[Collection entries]
┌──
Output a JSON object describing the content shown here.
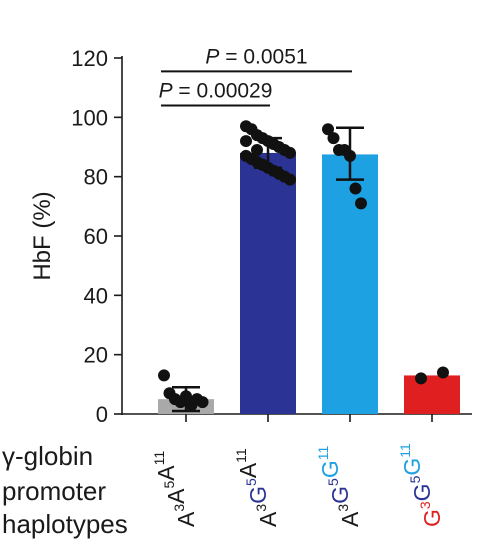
{
  "chart_data": {
    "type": "bar",
    "ylabel": "HbF (%)",
    "ylim": [
      0,
      120
    ],
    "yticks": [
      0,
      20,
      40,
      60,
      80,
      100,
      120
    ],
    "xgroup_label": [
      "γ-globin",
      "promoter",
      "haplotypes"
    ],
    "categories": [
      {
        "id": "AAA",
        "label": "A3A5A11",
        "label_parts": [
          {
            "base": "A",
            "sup": "3",
            "color": "#1a1a1a"
          },
          {
            "base": "A",
            "sup": "5",
            "color": "#1a1a1a"
          },
          {
            "base": "A",
            "sup": "11",
            "color": "#1a1a1a"
          }
        ],
        "bar_value": 5,
        "bar_color": "#a9a9a9",
        "error": [
          1,
          9
        ],
        "points": [
          13,
          7,
          5,
          4,
          6,
          3,
          5,
          4
        ]
      },
      {
        "id": "AGA",
        "label": "A3G5A11",
        "label_parts": [
          {
            "base": "A",
            "sup": "3",
            "color": "#1a1a1a"
          },
          {
            "base": "G",
            "sup": "5",
            "color": "#2b3494"
          },
          {
            "base": "A",
            "sup": "11",
            "color": "#1a1a1a"
          }
        ],
        "bar_value": 88,
        "bar_color": "#2b3494",
        "error": [
          83,
          93
        ],
        "points": [
          97,
          96,
          94,
          93,
          92,
          91,
          90,
          89,
          88,
          87,
          86,
          85,
          84,
          83,
          82,
          81,
          80,
          79,
          92,
          86,
          89,
          84
        ]
      },
      {
        "id": "AGG",
        "label": "A3G5G11",
        "label_parts": [
          {
            "base": "A",
            "sup": "3",
            "color": "#1a1a1a"
          },
          {
            "base": "G",
            "sup": "5",
            "color": "#2b3494"
          },
          {
            "base": "G",
            "sup": "11",
            "color": "#1da1e2"
          }
        ],
        "bar_value": 87.5,
        "bar_color": "#1da1e2",
        "error": [
          79,
          96.5
        ],
        "points": [
          96,
          93,
          89,
          89,
          87,
          76,
          71
        ]
      },
      {
        "id": "GGG",
        "label": "G3G5G11",
        "label_parts": [
          {
            "base": "G",
            "sup": "3",
            "color": "#e02020"
          },
          {
            "base": "G",
            "sup": "5",
            "color": "#2b3494"
          },
          {
            "base": "G",
            "sup": "11",
            "color": "#1da1e2"
          }
        ],
        "bar_value": 13,
        "bar_color": "#e02020",
        "error": null,
        "points": [
          12,
          14
        ]
      }
    ],
    "comparisons": [
      {
        "from": "AAA",
        "to": "AGG",
        "text": "P = 0.0051",
        "level": 115.5
      },
      {
        "from": "AAA",
        "to": "AGA",
        "text": "P = 0.00029",
        "level": 104
      }
    ]
  }
}
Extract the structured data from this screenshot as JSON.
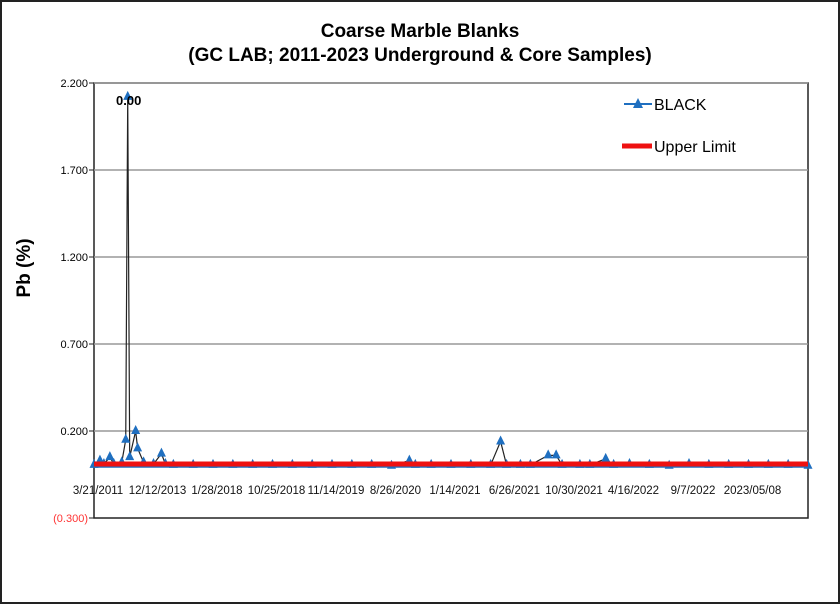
{
  "chart_data": {
    "type": "line",
    "title": "Coarse Marble Blanks",
    "subtitle": "(GC LAB; 2011-2023 Underground & Core Samples)",
    "xlabel": "",
    "ylabel": "Pb (%)",
    "ylim": [
      -0.3,
      2.2
    ],
    "yticks": [
      2.2,
      1.7,
      1.2,
      0.7,
      0.2,
      -0.3
    ],
    "ytick_labels": [
      "2.200",
      "1.700",
      "1.200",
      "0.700",
      "0.200",
      "(0.300)"
    ],
    "negative_tick_color": "#ff3333",
    "grid": true,
    "x_tick_labels": [
      "3/21/2011",
      "12/12/2013",
      "1/28/2018",
      "10/25/2018",
      "11/14/2019",
      "8/26/2020",
      "1/14/2021",
      "6/26/2021",
      "10/30/2021",
      "4/16/2022",
      "9/7/2022",
      "2023/05/08"
    ],
    "legend_position": "top-right",
    "annotations": [
      {
        "text": "0.00",
        "at_x": 17
      }
    ],
    "series": [
      {
        "name": "BLACK",
        "color": "#1f6fc0",
        "marker": "triangle",
        "x": [
          0,
          3,
          5,
          8,
          10,
          14,
          16,
          17,
          18,
          21,
          22,
          25,
          30,
          34,
          36,
          40,
          50,
          60,
          70,
          80,
          90,
          100,
          110,
          120,
          130,
          140,
          150,
          159,
          162,
          170,
          180,
          190,
          200,
          205,
          208,
          215,
          220,
          229,
          233,
          236,
          245,
          250,
          258,
          262,
          270,
          280,
          290,
          300,
          310,
          320,
          330,
          340,
          350,
          360
        ],
        "y": [
          0.005,
          0.03,
          0.01,
          0.05,
          0.01,
          0.02,
          0.15,
          2.12,
          0.05,
          0.2,
          0.1,
          0.02,
          0.01,
          0.07,
          0.01,
          0.005,
          0.005,
          0.005,
          0.005,
          0.005,
          0.005,
          0.005,
          0.005,
          0.005,
          0.005,
          0.005,
          0.0,
          0.03,
          0.005,
          0.005,
          0.005,
          0.005,
          0.005,
          0.14,
          0.005,
          0.005,
          0.005,
          0.06,
          0.06,
          0.005,
          0.005,
          0.005,
          0.04,
          0.005,
          0.01,
          0.005,
          0.0,
          0.01,
          0.005,
          0.005,
          0.005,
          0.005,
          0.005,
          0.0
        ]
      },
      {
        "name": "Upper Limit",
        "color": "#ee1111",
        "x": [
          0,
          360
        ],
        "y": [
          0.01,
          0.01
        ]
      }
    ]
  }
}
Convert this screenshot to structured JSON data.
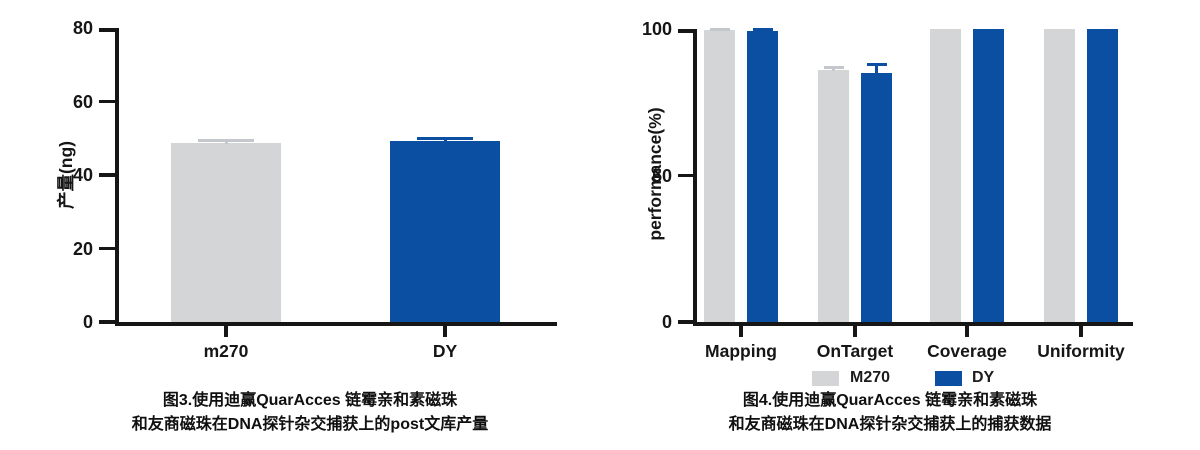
{
  "colors": {
    "gray_series": "#d4d5d6",
    "gray_error": "#c4c8cc",
    "blue_series": "#0b4fa3",
    "axis": "#161616"
  },
  "chart_data": [
    {
      "type": "bar",
      "title": "图3.使用迪赢QuarAcces 链霉亲和素磁珠 和友商磁珠在DNA探针杂交捕获上的post文库产量",
      "ylabel": "产量(ng)",
      "xlabel": "",
      "categories": [
        "m270",
        "DY"
      ],
      "series": [
        {
          "name": "产量",
          "values": [
            48.7,
            49.2
          ],
          "errors": [
            0.7,
            0.8
          ],
          "colors": [
            "#d4d5d6",
            "#0b4fa3"
          ],
          "error_colors": [
            "#c4c8cc",
            "#0b4fa3"
          ]
        }
      ],
      "ylim": [
        0,
        80
      ],
      "yticks": [
        0,
        20,
        40,
        60,
        80
      ],
      "grid": false,
      "legend_position": "none",
      "caption": [
        "图3.使用迪赢QuarAcces 链霉亲和素磁珠",
        "和友商磁珠在DNA探针杂交捕获上的post文库产量"
      ]
    },
    {
      "type": "bar",
      "title": "图4.使用迪赢QuarAcces 链霉亲和素磁珠 和友商磁珠在DNA探针杂交捕获上的捕获数据",
      "ylabel": "performance(%)",
      "xlabel": "",
      "categories": [
        "Mapping",
        "OnTarget",
        "Coverage",
        "Uniformity"
      ],
      "series": [
        {
          "name": "M270",
          "color": "#d4d5d6",
          "error_color": "#c4c8cc",
          "values": [
            99.7,
            86,
            100,
            100
          ],
          "errors": [
            0.3,
            1,
            0,
            0
          ]
        },
        {
          "name": "DY",
          "color": "#0b4fa3",
          "error_color": "#0b4fa3",
          "values": [
            99.3,
            85,
            100,
            100
          ],
          "errors": [
            0.4,
            3,
            0,
            0
          ]
        }
      ],
      "ylim": [
        0,
        100
      ],
      "yticks": [
        0,
        50,
        100
      ],
      "grid": false,
      "legend": [
        "M270",
        "DY"
      ],
      "legend_position": "bottom",
      "caption": [
        "图4.使用迪赢QuarAcces 链霉亲和素磁珠",
        "和友商磁珠在DNA探针杂交捕获上的捕获数据"
      ]
    }
  ]
}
└──
GOAL →
Scan the material above. Copy each line where "screenshot" occurs.

WRITTEN ANSWER →
Extract the structured data from this screenshot as JSON.
Convert this screenshot to structured JSON data.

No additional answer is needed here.